**Your instructions**
Go through the material and pull out every line with the string "students" in it.

(Items listed in a dataset)
>> BEGIN

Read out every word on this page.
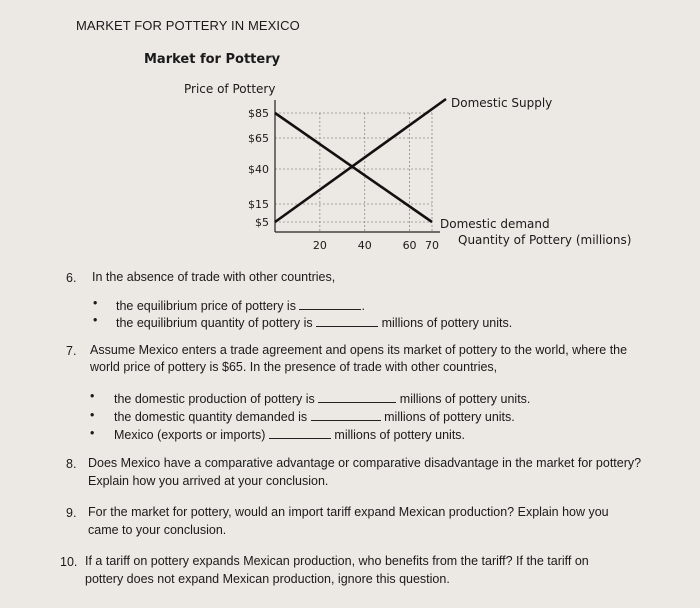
MARKET FOR POTTERY IN MEXICO
Market for Pottery
$85
$65
$40
$15
$5
20	40	60 70
Price of Pottery
Quantity of Pottery (millions)
Domestic Supply
Domestic demand
6. In the absence of trade with other countries,
• the equilibrium price of pottery is	.
• the equilibrium quantity of pottery is	millions of pottery units.
7. Assume Mexico enters a trade agreement and opens its market of pottery to the world, where the
world price of pottery is $65. In the presence of trade with other countries,
• the domestic production of pottery is	millions of pottery units.
• the domestic quantity demanded is	millions of pottery units.
• Mexico (exports or imports)	millions of pottery units.
8. Does Mexico have a comparative advantage or comparative disadvantage in the market for pottery?
Explain how you arrived at your conclusion.
9. For the market for pottery, would an import tariff expand Mexican production? Explain how you
came to your conclusion.
10. If a tariff on pottery expands Mexican production, who benefits from the tariff? If the tariff on
pottery does not expand Mexican production, ignore this question.
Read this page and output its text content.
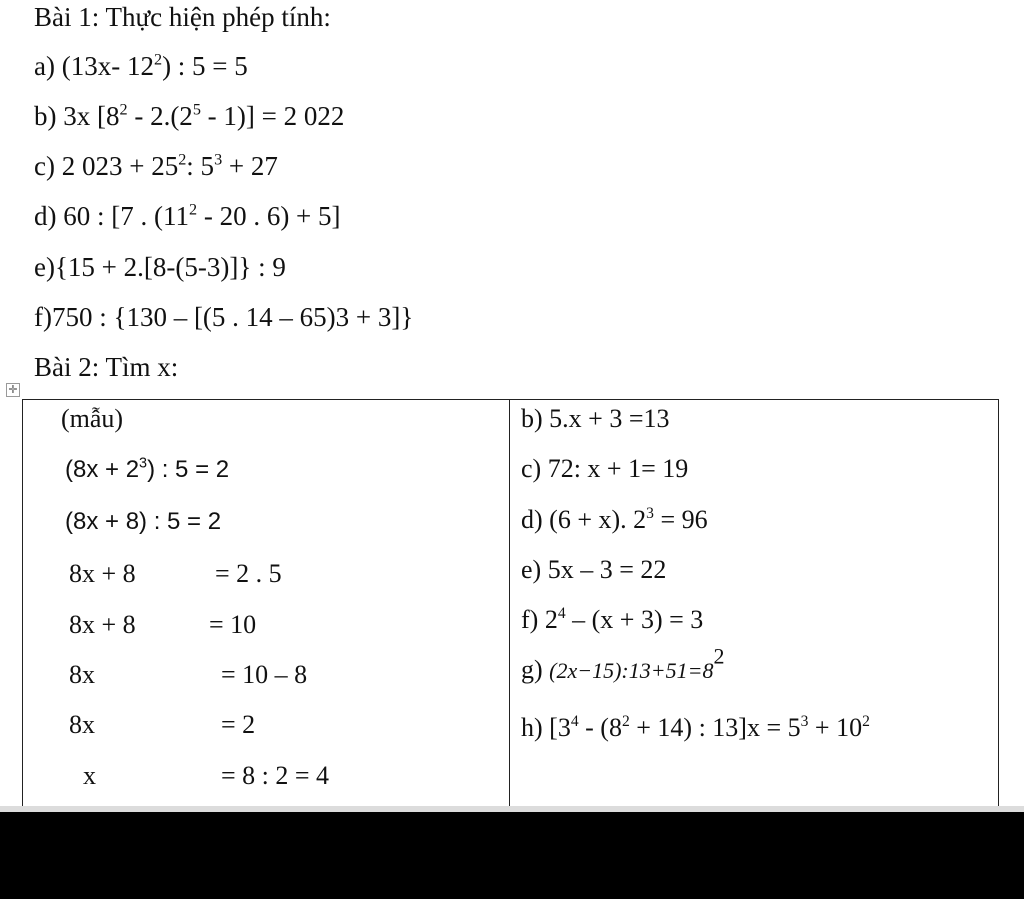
Bài 1: Thực hiện phép tính:
a) (13x- $12^2$) : 5 = 5
b) 3x $[8^2 - 2.(2^5 - 1)] = 2$ 022
c) 2 $023 + 25^2$: $5^3 + 27$
d) 60 : [7 . ($11^2 - 20$ . 6) + 5]
e){15 + 2.[8-(5-3)]} : 9
f)750 : {130 – [(5 . 14 – 65)3 + 3]}
Bài 2: Tìm x:
✛
(mẫu)
$(8x + 2^3)$ : 5 = 2
(8x + 8) : 5 = 2
8x + 8	= 2 . 5
8x + 8	= 10
8x	= 10 – 8
8x	= 2
x	= 8 : 2 = 4
b) 5.x + 3 =13
c) 72: x + 1= 19
d) (6 + x). $2^3 = 96$
e) 5x – 3 = 22
f) $2^4 - (x + 3) = 3$
g) $(2x-15):13+51=8^2$
h) [$3^4 - (8^2 + 14)$ : $13]x = 5^3 + 10^2$
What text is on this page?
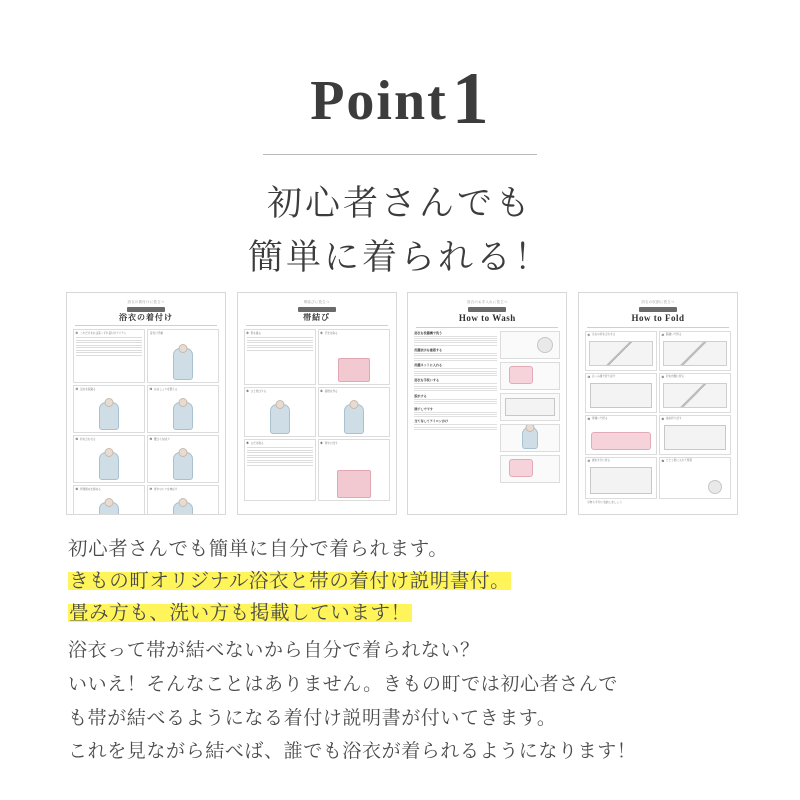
Point1
初心者さんでも
簡単に着られる！
浴衣の着付けに役立つ
浴衣の着付け
① これだけあれば着くずれ着付けアイテム	着付け手順
② 浴衣を羽織る	③ おはしょりを整える
④ 衿を合わせる	⑤ 腰ひもを結ぶ
⑥ 伊達締めを締める	⑦ 背中のシワを伸ばす
帯結びに役立つ
帯結び
① 帯を織る	② 手先を取る
③ ひと結びする	④ 羽根を作る
⑤ ひだを取る	⑥ 背中に回す
浴衣のお手入れに役立つ
How to Wash
浴衣を洗濯機で洗う
洗濯表示を確認する
洗濯ネットに入れる
浴衣を手洗いする
脱水する
陰干しで干す
当て布してアイロンがけ
浴衣の収納に役立つ
How to Fold
① 左右の衿を合わせる	② 脇縫いで折る
③ おくみ線で折り返す	④ 衿を内側に折る
⑤ 背縫いで折る	⑥ 袖を折り返す
⑦ 裾を半分に折る	⑧ たとう紙に入れて保管
小物も半分に収納しましょう
初心者さんでも簡単に自分で着られます。
きもの町オリジナル浴衣と帯の着付け説明書付。
畳み方も、洗い方も掲載しています！
浴衣って帯が結べないから自分で着られない？
いいえ！そんなことはありません。きもの町では初心者さんで
も帯が結べるようになる着付け説明書が付いてきます。
これを見ながら結べば、誰でも浴衣が着られるようになります！
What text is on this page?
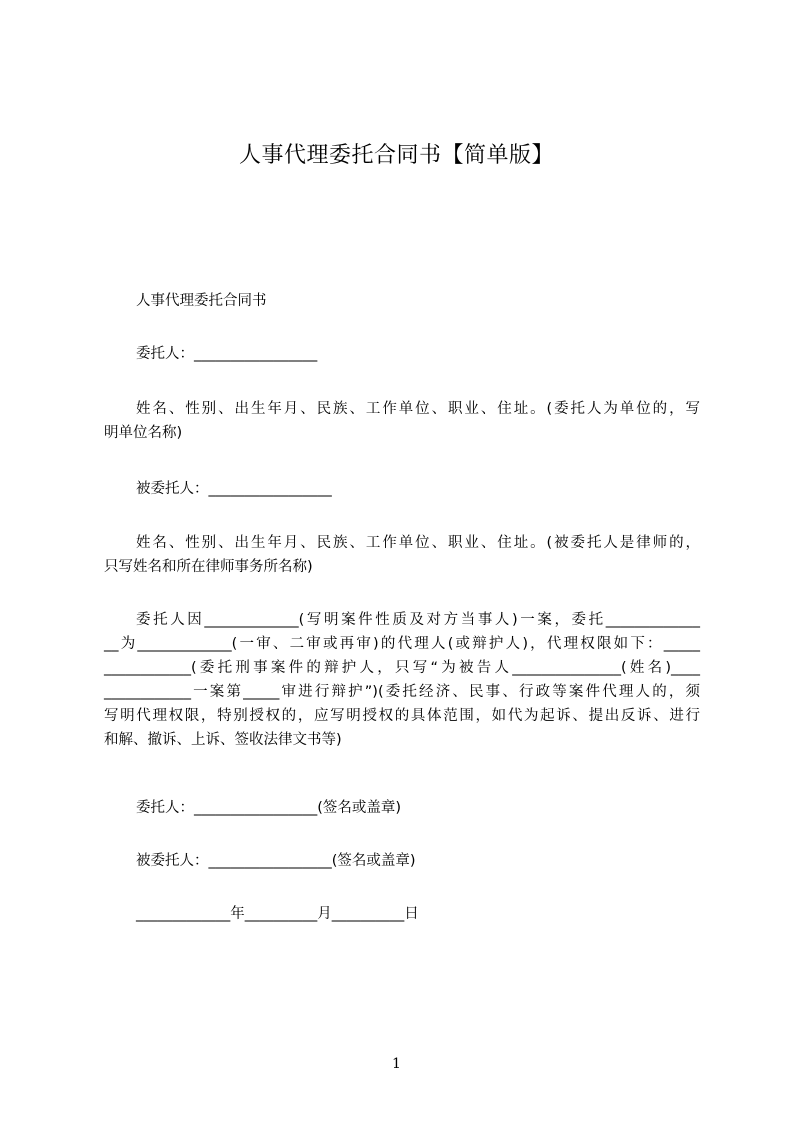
人事代理委托合同书【简单版】
人事代理委托合同书
委托人：_________________
姓名、性别、出生年月、民族、工作单位、职业、住址。(委托人为单位的，写
明单位名称)
被委托人：_________________
姓名、性别、出生年月、民族、工作单位、职业、住址。(被委托人是律师的，
只写姓名和所在律师事务所名称)
委托人因_____________(写明案件性质及对方当事人)一案，委托_____________
__为_____________(一审、二审或再审)的代理人(或辩护人)，代理权限如下：_____
____________(委托刑事案件的辩护人，只写“为被告人_______________(姓名)____
____________一案第_____审进行辩护”)(委托经济、民事、行政等案件代理人的，须
写明代理权限，特别授权的，应写明授权的具体范围，如代为起诉、提出反诉、进行
和解、撤诉、上诉、签收法律文书等)
委托人：_________________(签名或盖章)
被委托人：_________________(签名或盖章)
_____________年__________月__________日
1
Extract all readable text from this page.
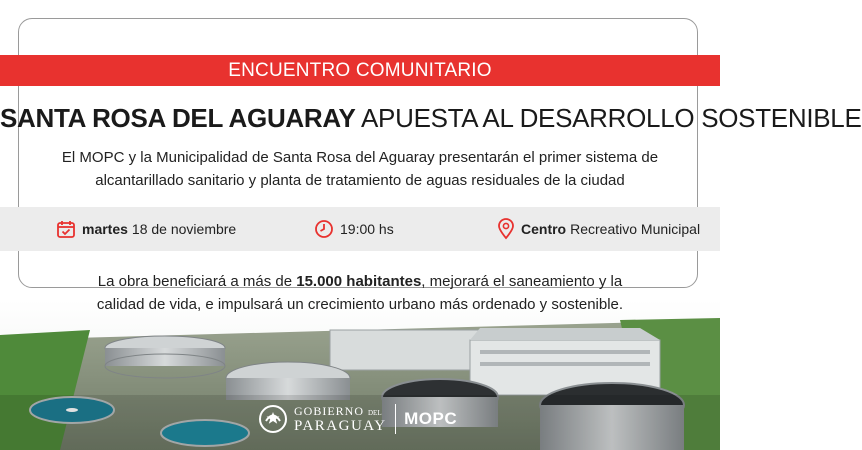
ENCUENTRO COMUNITARIO
SANTA ROSA DEL AGUARAY APUESTA AL DESARROLLO SOSTENIBLE
El MOPC y la Municipalidad de Santa Rosa del Aguaray presentarán el primer sistema de
alcantarillado sanitario y planta de tratamiento de aguas residuales de la ciudad
martes 18 de noviembre	19:00 hs	Centro Recreativo Municipal
La obra beneficiará a más de 15.000 habitantes, mejorará el saneamiento y la calidad de vida, e impulsará un crecimiento urbano más ordenado y sostenible.
GOBIERNO DEL
PARAGUAY MOPC
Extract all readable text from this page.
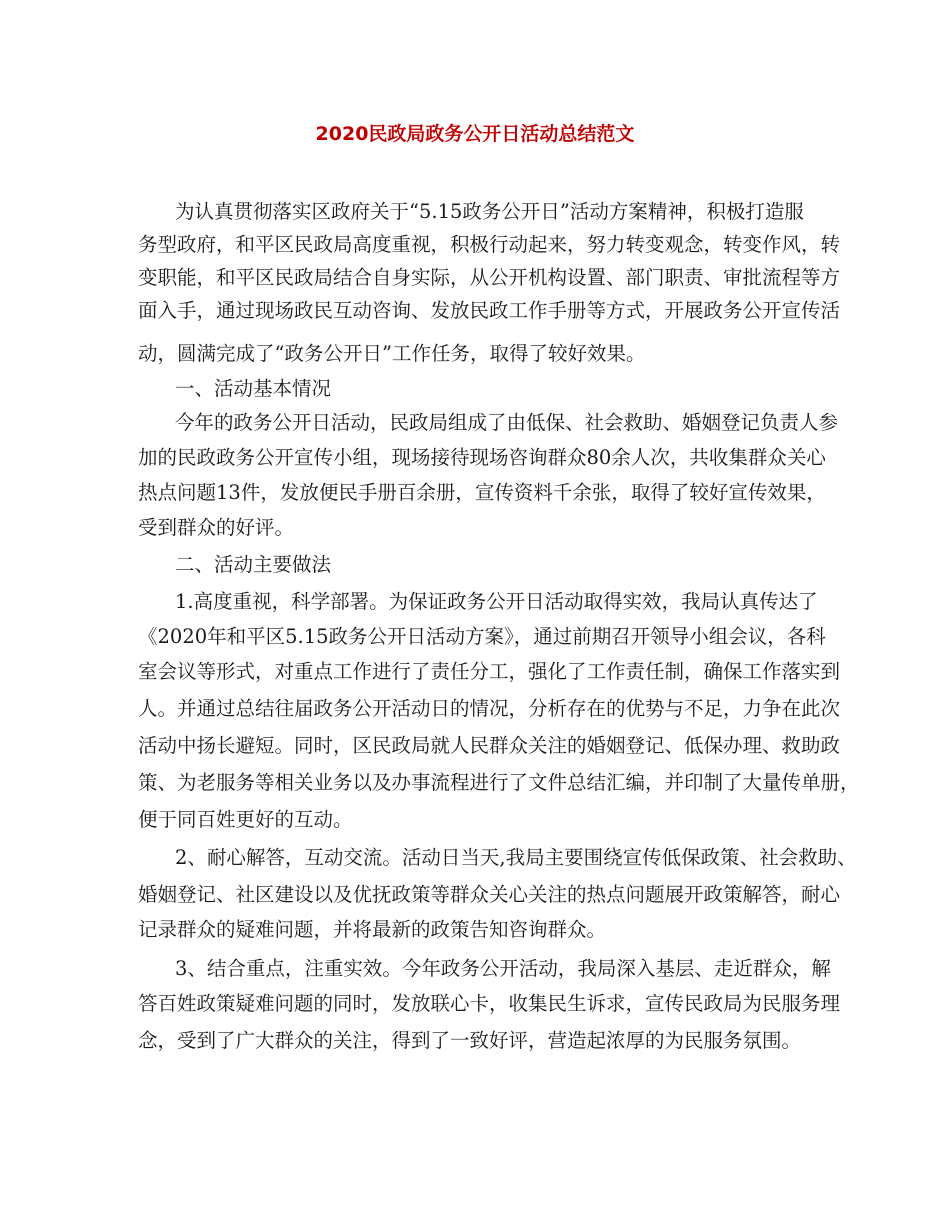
2020民政局政务公开日活动总结范文
为认真贯彻落实区政府关于“5.15政务公开日”活动方案精神，积极打造服
务型政府，和平区民政局高度重视，积极行动起来，努力转变观念，转变作风，转
变职能，和平区民政局结合自身实际，从公开机构设置、部门职责、审批流程等方
面入手，通过现场政民互动咨询、发放民政工作手册等方式，开展政务公开宣传活
动，圆满完成了“政务公开日”工作任务，取得了较好效果。
一、活动基本情况
今年的政务公开日活动，民政局组成了由低保、社会救助、婚姻登记负责人参
加的民政政务公开宣传小组，现场接待现场咨询群众80余人次，共收集群众关心
热点问题13件，发放便民手册百余册，宣传资料千余张，取得了较好宣传效果，
受到群众的好评。
二、活动主要做法
1.高度重视，科学部署。为保证政务公开日活动取得实效，我局认真传达了
《2020年和平区5.15政务公开日活动方案》，通过前期召开领导小组会议，各科
室会议等形式，对重点工作进行了责任分工，强化了工作责任制，确保工作落实到
人。并通过总结往届政务公开活动日的情况，分析存在的优势与不足，力争在此次
活动中扬长避短。同时，区民政局就人民群众关注的婚姻登记、低保办理、救助政
策、为老服务等相关业务以及办事流程进行了文件总结汇编，并印制了大量传单册，
便于同百姓更好的互动。
2、耐心解答，互动交流。活动日当天,我局主要围绕宣传低保政策、社会救助、
婚姻登记、社区建设以及优抚政策等群众关心关注的热点问题展开政策解答，耐心
记录群众的疑难问题，并将最新的政策告知咨询群众。
3、结合重点，注重实效。今年政务公开活动，我局深入基层、走近群众，解
答百姓政策疑难问题的同时，发放联心卡，收集民生诉求，宣传民政局为民服务理
念，受到了广大群众的关注，得到了一致好评，营造起浓厚的为民服务氛围。
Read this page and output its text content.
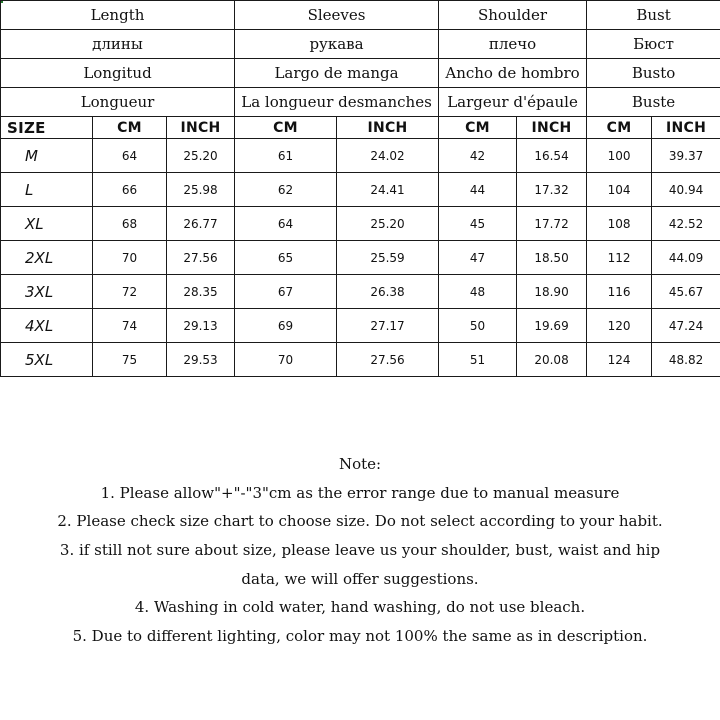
Length			Sleeves		Shoulder		Bust	
длины			рукава		плечо		Бюст	
Longitud			Largo de manga		Ancho de hombro		Busto	
Longueur			La longueur desmanches		Largeur d'épaule		Buste	
SIZE	CM	INCH	CM	INCH	CM	INCH	CM	INCH
M	64	25.20	61	24.02	42	16.54	100	39.37
L	66	25.98	62	24.41	44	17.32	104	40.94
XL	68	26.77	64	25.20	45	17.72	108	42.52
2XL	70	27.56	65	25.59	47	18.50	112	44.09
3XL	72	28.35	67	26.38	48	18.90	116	45.67
4XL	74	29.13	69	27.17	50	19.69	120	47.24
5XL	75	29.53	70	27.56	51	20.08	124	48.82
Note:
1. Please allow"+"-"3"cm as the error range due to manual measure
2. Please check size chart to choose size. Do not select according to your habit.
3. if still not sure about size, please leave us your shoulder, bust, waist and hip
data, we will offer suggestions.
4. Washing in cold water, hand washing, do not use bleach.
5. Due to different lighting, color may not 100% the same as in description.
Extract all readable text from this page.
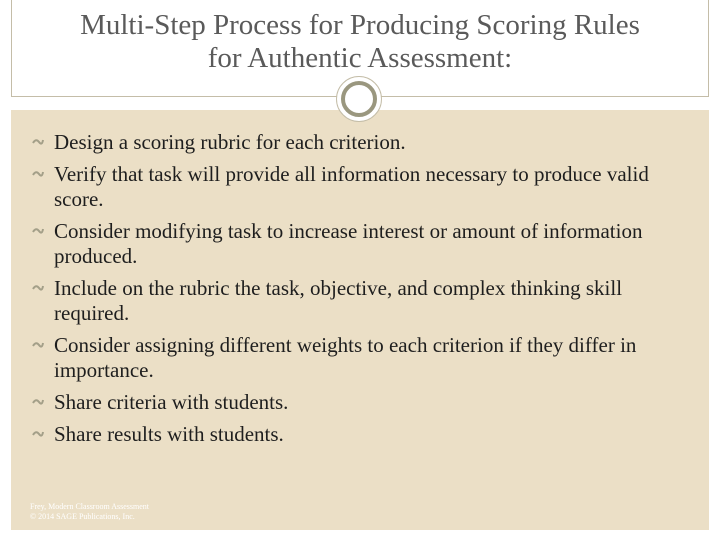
Multi-Step Process for Producing Scoring Rules
for Authentic Assessment:
Design a scoring rubric for each criterion.
Verify that task will provide all information necessary to produce valid score.
Consider modifying task to increase interest or amount of information produced.
Include on the rubric the task, objective, and complex thinking skill required.
Consider assigning different weights to each criterion if they differ in importance.
Share criteria with students.
Share results with students.
Frey, Modern Classroom Assessment
© 2014 SAGE Publications, Inc.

>> END

**The output**
Share criteria with students.
Share results with students.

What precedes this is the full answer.